Aim:
Pull out every line from the listing that has the word "steps".

Material provided:
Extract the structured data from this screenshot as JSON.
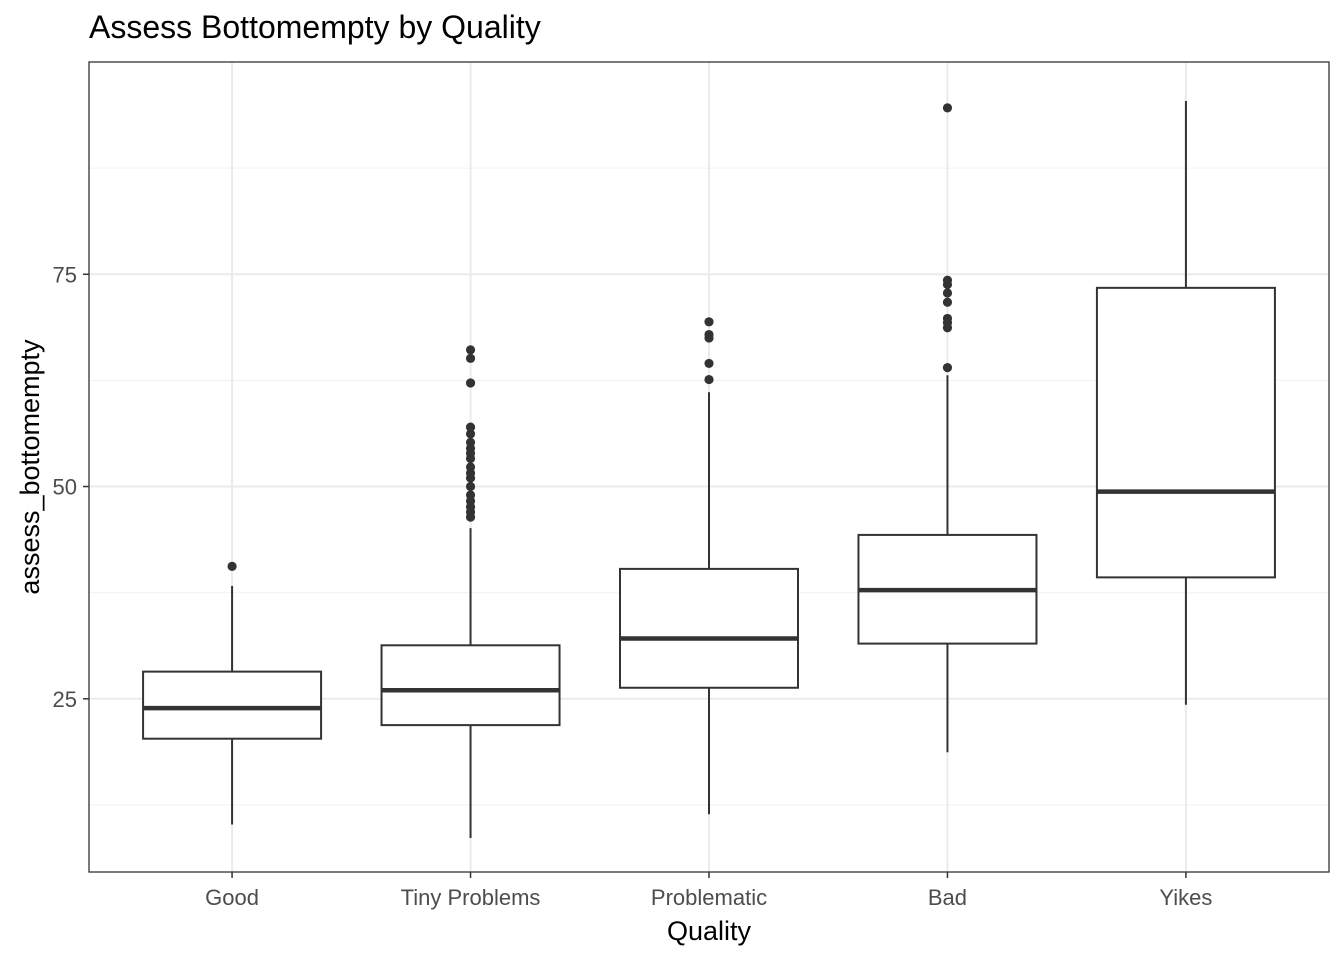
{
  "chart_data": {
    "type": "box",
    "title": "Assess Bottomempty by Quality",
    "xlabel": "Quality",
    "ylabel": "assess_bottomempty",
    "ylim": [
      4.6,
      100.0
    ],
    "yticks": [
      25,
      50,
      75
    ],
    "grid": true,
    "categories": [
      "Good",
      "Tiny Problems",
      "Problematic",
      "Bad",
      "Yikes"
    ],
    "boxes": [
      {
        "category": "Good",
        "whisker_low": 10.2,
        "q1": 20.3,
        "median": 23.9,
        "q3": 28.2,
        "whisker_high": 38.3,
        "outliers": [
          40.6
        ]
      },
      {
        "category": "Tiny Problems",
        "whisker_low": 8.6,
        "q1": 21.9,
        "median": 26.0,
        "q3": 31.3,
        "whisker_high": 45.1,
        "outliers": [
          46.4,
          47.0,
          47.6,
          48.3,
          49.0,
          50.0,
          51.0,
          51.6,
          52.3,
          53.3,
          53.9,
          54.5,
          55.2,
          56.2,
          57.0,
          62.2,
          65.1,
          66.1
        ]
      },
      {
        "category": "Problematic",
        "whisker_low": 11.4,
        "q1": 26.3,
        "median": 32.1,
        "q3": 40.3,
        "whisker_high": 61.1,
        "outliers": [
          62.6,
          64.5,
          67.5,
          67.9,
          69.4
        ]
      },
      {
        "category": "Bad",
        "whisker_low": 18.7,
        "q1": 31.5,
        "median": 37.8,
        "q3": 44.3,
        "whisker_high": 63.1,
        "outliers": [
          64.0,
          68.7,
          69.3,
          69.8,
          71.7,
          72.8,
          73.8,
          74.3,
          94.6
        ]
      },
      {
        "category": "Yikes",
        "whisker_low": 24.3,
        "q1": 39.3,
        "median": 49.4,
        "q3": 73.4,
        "whisker_high": 95.4,
        "outliers": []
      }
    ],
    "colors": {
      "box_line": "#333333",
      "grid_major": "#ebebeb",
      "grid_minor": "#f2f2f2",
      "panel_border": "#333333",
      "tick_text": "#4d4d4d"
    }
  }
}
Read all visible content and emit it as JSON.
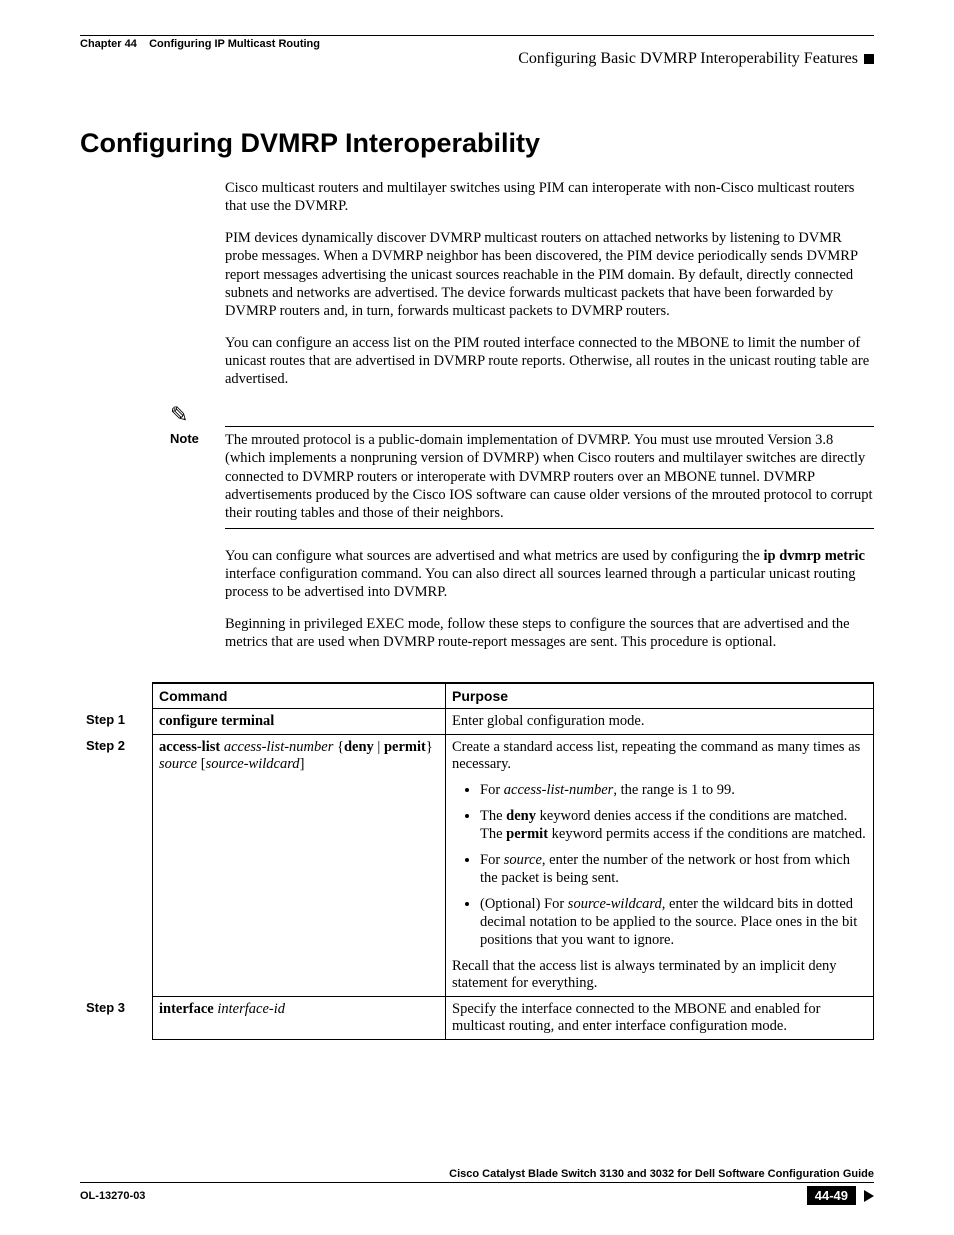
{
  "header": {
    "chapter_label": "Chapter 44",
    "chapter_title": "Configuring IP Multicast Routing",
    "right_title": "Configuring Basic DVMRP Interoperability Features"
  },
  "section_title": "Configuring DVMRP Interoperability",
  "paragraphs": {
    "p1": "Cisco multicast routers and multilayer switches using PIM can interoperate with non-Cisco multicast routers that use the DVMRP.",
    "p2": "PIM devices dynamically discover DVMRP multicast routers on attached networks by listening to DVMR probe messages. When a DVMRP neighbor has been discovered, the PIM device periodically sends DVMRP report messages advertising the unicast sources reachable in the PIM domain. By default, directly connected subnets and networks are advertised. The device forwards multicast packets that have been forwarded by DVMRP routers and, in turn, forwards multicast packets to DVMRP routers.",
    "p3": "You can configure an access list on the PIM routed interface connected to the MBONE to limit the number of unicast routes that are advertised in DVMRP route reports. Otherwise, all routes in the unicast routing table are advertised.",
    "note": "The mrouted protocol is a public-domain implementation of DVMRP. You must use mrouted Version 3.8 (which implements a nonpruning version of DVMRP) when Cisco routers and multilayer switches are directly connected to DVMRP routers or interoperate with DVMRP routers over an MBONE tunnel. DVMRP advertisements produced by the Cisco IOS software can cause older versions of the mrouted protocol to corrupt their routing tables and those of their neighbors.",
    "p4_pre": "You can configure what sources are advertised and what metrics are used by configuring the ",
    "p4_bold": "ip dvmrp metric",
    "p4_post": " interface configuration command. You can also direct all sources learned through a particular unicast routing process to be advertised into DVMRP.",
    "p5": "Beginning in privileged EXEC mode, follow these steps to configure the sources that are advertised and the metrics that are used when DVMRP route-report messages are sent. This procedure is optional."
  },
  "note_label": "Note",
  "table": {
    "headers": {
      "command": "Command",
      "purpose": "Purpose"
    },
    "steps": {
      "s1": "Step 1",
      "s2": "Step 2",
      "s3": "Step 3"
    },
    "row1": {
      "cmd": "configure terminal",
      "purpose": "Enter global configuration mode."
    },
    "row2": {
      "cmd_b1": "access-list",
      "cmd_i1": "access-list-number",
      "cmd_b2": "deny",
      "cmd_b3": "permit",
      "cmd_i2": "source",
      "cmd_i3": "source-wildcard",
      "purpose_intro": "Create a standard access list, repeating the command as many times as necessary.",
      "b1_pre": "For ",
      "b1_i": "access-list-number",
      "b1_post": ", the range is 1 to 99.",
      "b2_pre": "The ",
      "b2_bold1": "deny",
      "b2_mid": " keyword denies access if the conditions are matched. The ",
      "b2_bold2": "permit",
      "b2_post": " keyword permits access if the conditions are matched.",
      "b3_pre": "For ",
      "b3_i": "source",
      "b3_post": ", enter the number of the network or host from which the packet is being sent.",
      "b4_pre": "(Optional) For ",
      "b4_i": "source-wildcard",
      "b4_post": ", enter the wildcard bits in dotted decimal notation to be applied to the source. Place ones in the bit positions that you want to ignore.",
      "recall": "Recall that the access list is always terminated by an implicit deny statement for everything."
    },
    "row3": {
      "cmd_b": "interface",
      "cmd_i": "interface-id",
      "purpose": "Specify the interface connected to the MBONE and enabled for multicast routing, and enter interface configuration mode."
    }
  },
  "footer": {
    "book_title": "Cisco Catalyst Blade Switch 3130 and 3032 for Dell Software Configuration Guide",
    "doc_id": "OL-13270-03",
    "page_num": "44-49"
  }
}
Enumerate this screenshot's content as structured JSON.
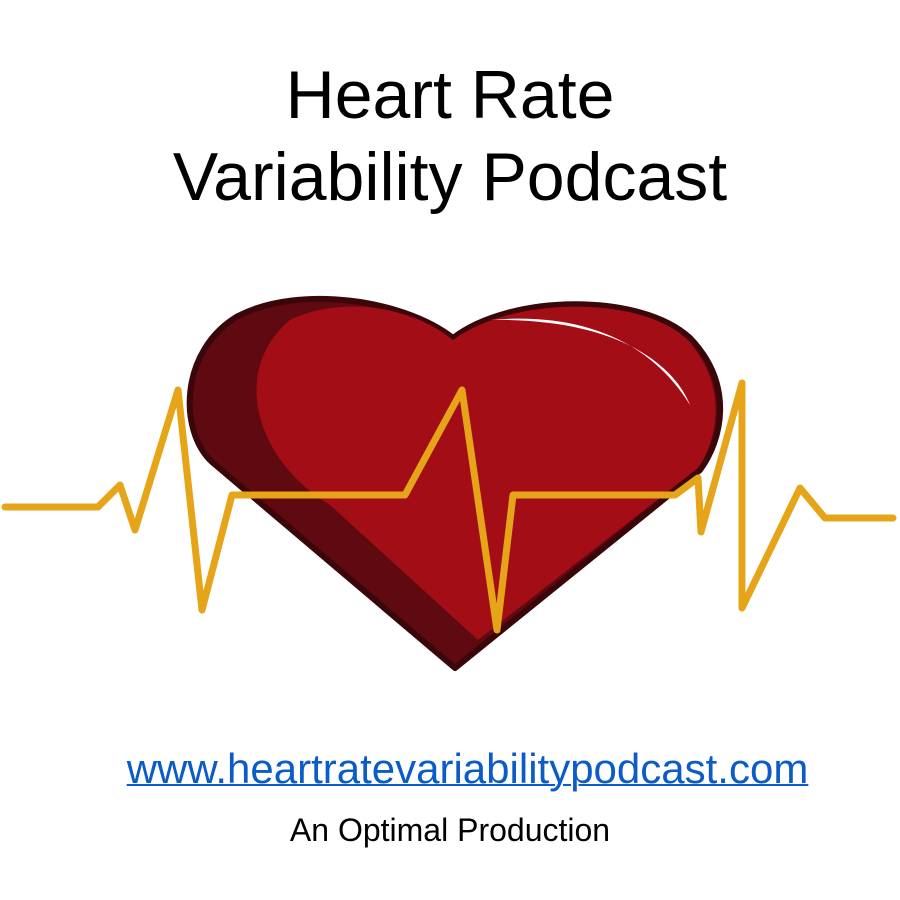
{
  "title": {
    "line1": "Heart Rate",
    "line2": "Variability Podcast"
  },
  "artwork": {
    "icons": [
      "heart-icon",
      "heartbeat-line-icon"
    ],
    "colors": {
      "heart": "#a30d16",
      "heart_shadow": "#5e0a10",
      "outline": "#3a060a",
      "pulse": "#e6a418"
    }
  },
  "website": {
    "url": "www.heartratevariabilitypodcast.com",
    "color": "#0b5bc9"
  },
  "credit": "An Optimal Production"
}
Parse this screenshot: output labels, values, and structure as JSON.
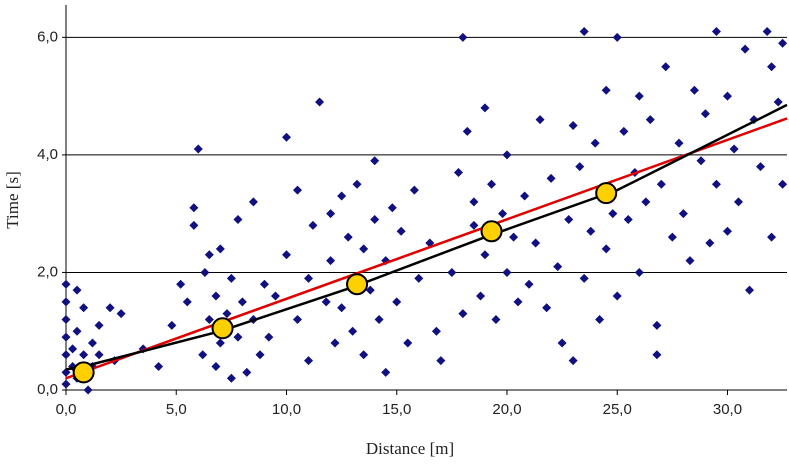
{
  "chart_data": {
    "type": "scatter",
    "xlabel": "Distance [m]",
    "ylabel": "Time [s]",
    "xlim": [
      0,
      32.7
    ],
    "ylim": [
      0,
      6.55
    ],
    "xticks": [
      {
        "value": 0,
        "label": "0,0"
      },
      {
        "value": 5,
        "label": "5,0"
      },
      {
        "value": 10,
        "label": "10,0"
      },
      {
        "value": 15,
        "label": "15,0"
      },
      {
        "value": 20,
        "label": "20,0"
      },
      {
        "value": 25,
        "label": "25,0"
      },
      {
        "value": 30,
        "label": "30,0"
      }
    ],
    "yticks": [
      {
        "value": 0,
        "label": "0,0"
      },
      {
        "value": 2,
        "label": "2,0"
      },
      {
        "value": 4,
        "label": "4,0"
      },
      {
        "value": 6,
        "label": "6,0"
      }
    ],
    "grid": true,
    "series": [
      {
        "color": "#101080",
        "marker": "diamond",
        "x": [
          0,
          0,
          0,
          0,
          0,
          0,
          0,
          0.3,
          0.3,
          0.5,
          0.5,
          0.5,
          0.8,
          0.8,
          1.0,
          1.2,
          1.2,
          1.5,
          1.5,
          2.0,
          2.2,
          2.5,
          3.5,
          4.2,
          4.8,
          5.2,
          5.5,
          5.8,
          5.8,
          6.0,
          6.2,
          6.3,
          6.5,
          6.5,
          6.8,
          6.8,
          7.0,
          7.0,
          7.3,
          7.5,
          7.5,
          7.8,
          7.8,
          8.0,
          8.2,
          8.5,
          8.5,
          8.8,
          9.0,
          9.2,
          9.5,
          10.0,
          10.0,
          10.5,
          10.5,
          11.0,
          11.0,
          11.2,
          11.5,
          11.8,
          12.0,
          12.0,
          12.2,
          12.5,
          12.5,
          12.8,
          13.0,
          13.2,
          13.5,
          13.5,
          13.8,
          14.0,
          14.0,
          14.2,
          14.5,
          14.5,
          14.8,
          15.0,
          15.2,
          15.5,
          15.8,
          16.0,
          16.5,
          16.8,
          17.0,
          17.5,
          17.8,
          18.0,
          18.0,
          18.2,
          18.5,
          18.5,
          18.8,
          19.0,
          19.0,
          19.3,
          19.5,
          19.8,
          20.0,
          20.0,
          20.3,
          20.5,
          20.8,
          21.0,
          21.3,
          21.5,
          21.8,
          22.0,
          22.3,
          22.5,
          22.8,
          23.0,
          23.0,
          23.3,
          23.5,
          23.5,
          23.8,
          24.0,
          24.2,
          24.5,
          24.5,
          24.8,
          25.0,
          25.0,
          25.3,
          25.5,
          25.8,
          26.0,
          26.0,
          26.3,
          26.5,
          26.8,
          26.8,
          27.0,
          27.2,
          27.5,
          27.8,
          28.0,
          28.3,
          28.5,
          28.8,
          29.0,
          29.2,
          29.5,
          29.5,
          30.0,
          30.0,
          30.3,
          30.5,
          30.8,
          31.0,
          31.2,
          31.5,
          31.8,
          32.0,
          32.0,
          32.3,
          32.5,
          32.5
        ],
        "values": [
          1.8,
          1.5,
          1.2,
          0.9,
          0.6,
          0.3,
          0.1,
          0.7,
          0.4,
          1.7,
          1.0,
          0.2,
          1.4,
          0.6,
          0.0,
          0.8,
          0.4,
          0.6,
          1.1,
          1.4,
          0.5,
          1.3,
          0.7,
          0.4,
          1.1,
          1.8,
          1.5,
          2.8,
          3.1,
          4.1,
          0.6,
          2.0,
          1.2,
          2.3,
          0.4,
          1.6,
          2.4,
          0.8,
          1.3,
          0.2,
          1.9,
          2.9,
          0.9,
          1.5,
          0.3,
          1.2,
          3.2,
          0.6,
          1.8,
          0.9,
          1.6,
          2.3,
          4.3,
          3.4,
          1.2,
          1.9,
          0.5,
          2.8,
          4.9,
          1.5,
          3.0,
          2.2,
          0.8,
          3.3,
          1.4,
          2.6,
          1.0,
          3.5,
          2.4,
          0.6,
          1.7,
          3.9,
          2.9,
          1.2,
          2.2,
          0.3,
          3.1,
          1.5,
          2.7,
          0.8,
          3.4,
          1.9,
          2.5,
          1.0,
          0.5,
          2.0,
          3.7,
          6.0,
          1.3,
          4.4,
          2.8,
          3.2,
          1.6,
          4.8,
          2.3,
          3.5,
          1.2,
          3.0,
          2.0,
          4.0,
          2.6,
          1.5,
          3.3,
          1.8,
          2.5,
          4.6,
          1.4,
          3.6,
          2.1,
          0.8,
          2.9,
          4.5,
          0.5,
          3.8,
          6.1,
          1.9,
          2.7,
          4.2,
          1.2,
          5.1,
          2.4,
          3.0,
          6.0,
          1.6,
          4.4,
          2.9,
          3.7,
          5.0,
          2.0,
          3.2,
          4.6,
          1.1,
          0.6,
          3.5,
          5.5,
          2.6,
          4.2,
          3.0,
          2.2,
          5.1,
          3.9,
          4.7,
          2.5,
          6.1,
          3.5,
          5.0,
          2.7,
          4.1,
          3.2,
          5.8,
          1.7,
          4.6,
          3.8,
          6.1,
          5.5,
          2.6,
          4.9,
          3.5,
          5.9
        ]
      },
      {
        "color": "#ffd000",
        "marker": "circle",
        "x": [
          0.8,
          7.1,
          13.2,
          19.3,
          24.5
        ],
        "values": [
          0.3,
          1.05,
          1.8,
          2.7,
          3.35
        ]
      },
      {
        "color": "#000000",
        "marker": "line",
        "x": [
          0,
          0.8,
          7,
          13,
          19,
          25,
          32.7
        ],
        "values": [
          0.35,
          0.4,
          1.0,
          1.75,
          2.6,
          3.4,
          4.85
        ]
      },
      {
        "color": "#e00000",
        "marker": "line",
        "x": [
          0,
          32.7
        ],
        "values": [
          0.2,
          4.62
        ]
      }
    ]
  }
}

Answer to this task:
    "p5": "Beginning in privileged EXEC mode, follow these steps to configure the sources that are advertised and the metrics that are used when DVMRP route-report messages are sent. This procedure is optional."
    "steps": {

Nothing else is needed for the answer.